▶ [STATED PROBLEM 1] Reproduce the part of the TMA load error post that opens with the words containing "[H100 | SM90a]" and closes with "(384, 1, 1)", substituting "H200" for every "H100".
▶ [STATED PROBLEM 2] Continue the TMA load error post from the point where it stops.

▶ [TEXT SEGMENT]
[H100 | SM90a] Illegal Instruction in TMA Load (tma_copy_3d) with CUDA 12.9

Device: H100
Compiler: nvcc 12.9
Architecture: sm_90a
Kernel Launch Configuration:
Grid: (2, 66, 1)
Block: (384, 1, 1)
Cluster: (2, 1, 1)
Shared Memory: 94592 bytes

Problem:
When running my SpMM kernel with compute-sanitizer, I encountered multiple Illegal Instruction errors.

Error Summary:

  1. Illegal instruction occurs in tma_copy_3d.
========= ========= Illegal instruction
=========     at tma_copy_3d+0x14e90 in h_SpMM_Kernel.cuh:337
=========     by thread (0,0,0) in block (0,4,0)
=========         Device Frame: load+0x14ec0 in h_SpMM_Kernel.cuh:1462
=========         Device Frame: void Kernel<h_spinfer::HTilingConfig<(int)4, (int)1, (int)1, (int)1>, __half, __half, float, float>(const __half *, const __half *, const int *, const int *, const int *, const unsigned long *, const int *, const __half *, __half *, __half *, int, int, int, int, CUtensorMap_st)+0x165f0 in h_SpMM_Kernel.cuh:1902
=========     Saved host backtrace up to driver entry point at kernel launch time
=========         Host Frame: cudaLaunchKernelExC [0x83103] in spmm_test
=========         Host Frame: void SpMM_SplitK_Kernel_Ex_bitmap_v4<h_spinfer::HTilingConfig<4, 1, 1, 1> >(CUstream_st*, __half const*, __half const*, int const*, int const*, int const*, unsigned long const*, int const*, __half const*, __half*, __half*, int, int, int, int) in h_SpMM_API.cu:120 [0x13f81] in spmm_test
=========         Host Frame: SpMM_SplitK_API_bitmap_v4(CUstream_st*, __half const*, __half const*, int const*, int const*, int const*, unsigned long const*, int const*, __half const*, __half*, int, int, int, __half*, int) in h_SpMM_API.cu:158 [0x132b5] in spmm_test
=========         Host Frame: main in spmm_test.cu:576 [0xc3e7] in spmm_test
========= 
  • This corresponds to the tma_copy_3d function in my code.

  1. Illegal instruction at __cvta_generic_to_shared, traced to cast_smem_ptr_to_uint at h_SpMM_Kernel.cuh:330, also inside tma_copy_3d.
========= Illegal instruction
=========     at cast_smem_ptr_to_uint+0x14c50 in common.h:403
=========     by thread (0,0,0) in block (0,5,0)

▶ [DATA PROVIDED]
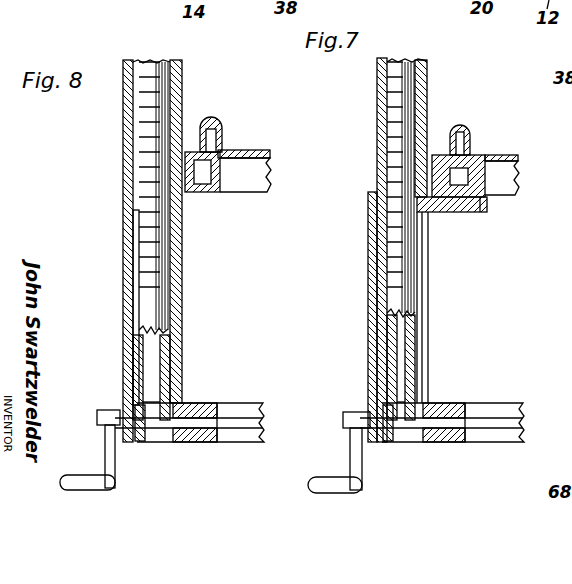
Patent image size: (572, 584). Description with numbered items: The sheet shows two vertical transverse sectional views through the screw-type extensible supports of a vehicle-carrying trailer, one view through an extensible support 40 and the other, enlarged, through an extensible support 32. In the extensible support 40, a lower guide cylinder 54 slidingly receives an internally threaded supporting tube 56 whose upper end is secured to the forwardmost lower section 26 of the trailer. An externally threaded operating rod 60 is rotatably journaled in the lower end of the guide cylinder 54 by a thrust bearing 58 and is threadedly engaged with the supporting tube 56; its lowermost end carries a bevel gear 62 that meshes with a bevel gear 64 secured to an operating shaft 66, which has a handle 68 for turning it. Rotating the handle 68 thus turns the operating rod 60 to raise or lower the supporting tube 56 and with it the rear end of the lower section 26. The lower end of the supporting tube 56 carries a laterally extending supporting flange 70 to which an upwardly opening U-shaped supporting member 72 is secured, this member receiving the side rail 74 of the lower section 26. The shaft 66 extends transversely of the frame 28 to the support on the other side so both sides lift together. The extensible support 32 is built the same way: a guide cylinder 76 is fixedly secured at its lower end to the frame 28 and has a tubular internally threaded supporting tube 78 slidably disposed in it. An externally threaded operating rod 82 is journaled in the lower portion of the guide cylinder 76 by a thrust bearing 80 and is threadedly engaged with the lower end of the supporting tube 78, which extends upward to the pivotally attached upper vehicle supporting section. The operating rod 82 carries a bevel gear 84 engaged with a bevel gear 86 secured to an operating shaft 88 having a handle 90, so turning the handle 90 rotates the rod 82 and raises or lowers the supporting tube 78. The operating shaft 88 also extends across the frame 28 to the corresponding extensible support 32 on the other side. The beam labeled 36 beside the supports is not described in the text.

In FIG. 8, the forwardmost lower section 26 is at (243, 186).
In FIG. 7, the forwardmost lower section 26 is at (503, 178).
In FIG. 8, the frame 28 is at (253, 432).
In FIG. 7, the frame 28 is at (510, 432).
In FIG. 8, the extensible support 32 is at (187, 104).
In FIG. 8, the bracket plate 36 is at (232, 150).
In FIG. 7, the bracket plate 36 is at (501, 155).
In FIG. 7, the extensible support 40 is at (431, 95).
In FIG. 7, the lower guide cylinder 54 is at (368, 305).
In FIG. 7, the internally threaded supporting tube 56 is at (383, 106).
In FIG. 7, the thrust bearing 58 is at (425, 396).
In FIG. 7, the externally threaded operating rod 60 is at (396, 62).
In FIG. 7, the bevel gear 62 is at (430, 442).
In FIG. 7, the bevel gear 64 is at (392, 442).
In FIG. 7, the operating shaft 66 is at (491, 418).
In FIG. 7, the handle 68 is at (355, 468).
In FIG. 7, the laterally extending supporting flange 70 is at (468, 213).
In FIG. 7, the U-shaped supporting member 72 is at (487, 206).
In FIG. 7, the side rail 74 is at (446, 158).
In FIG. 8, the guide cylinder 76 is at (124, 242).
In FIG. 8, the tubular internally threaded supporting tube 78 is at (129, 128).
In FIG. 8, the thrust bearing 80 is at (182, 398).
In FIG. 8, the externally threaded operating rod 82 is at (165, 325).
In FIG. 8, the bevel gear 84 is at (183, 442).
In FIG. 8, the bevel gear 86 is at (142, 442).
In FIG. 8, the operating shaft 88 is at (236, 418).
In FIG. 8, the handle 90 is at (110, 458).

▶ [WRITTEN RESPONSE 1]
[H200 | SM90a] Illegal Instruction in TMA Load (tma_copy_3d) with CUDA 12.9

Device: H200
Compiler: nvcc 12.9
Architecture: sm_90a
Kernel Launch Configuration:
Grid: (2, 66, 1)
Block: (384, 1, 1)

▶ [WRITTEN RESPONSE 2]
=========         Device Frame: tma_copy_3d+0x14ca0 in h_SpMM_Kernel.cuh:330
=========         Device Frame: load+0x14ec0 in h_SpMM_Kernel.cuh:1462
=========         Device Frame: void Kernel<h_spinfer::HTilingConfig<(int)4, (int)1, (int)1, (int)1>, __half, __half, float, float>(const __half *, const __half *, const int *, const int *, const int *, const unsigned long *, const int *, const __half *, __half *, __half *, int, int, int, int, CUtensorMap_st)+0x165f0 in h_SpMM_Kernel.cuh:1902
=========     Saved host backtrace up to driver entry point at kernel launch time
=========         Host Frame: cudaLaunchKernelExC [0x83103] in spmm_test
=========         Host Frame: void SpMM_SplitK_Kernel_Ex_bitmap_v4<h_spinfer::HTilingConfig<4, 1, 1, 1> >(CUstream_st*, __half const*, __half const*, int const*, int const*, int const*, unsigned long const*, int const*, __half const*, __half*, __half*, int, int, int, int) in h_SpMM_API.cu:120 [0x13f81] in spmm_test
=========         Host Frame: SpMM_SplitK_API_bitmap_v4(CUstream_st*, __half const*, __half const*, int const*, int const*, int const*, unsigned long const*, int const*, __half const*, __half*, int, int, int, __half*, int) in h_SpMM_API.cu:158 [0x132b5] in spmm_test
=========         Host Frame: main in spmm_test.cu:576 [0xc3e7] in spmm_test

  1. Another illegal instruction is triggered after copy_tma_3d, specifically at h_SpMM_Kernel.cuh:1499.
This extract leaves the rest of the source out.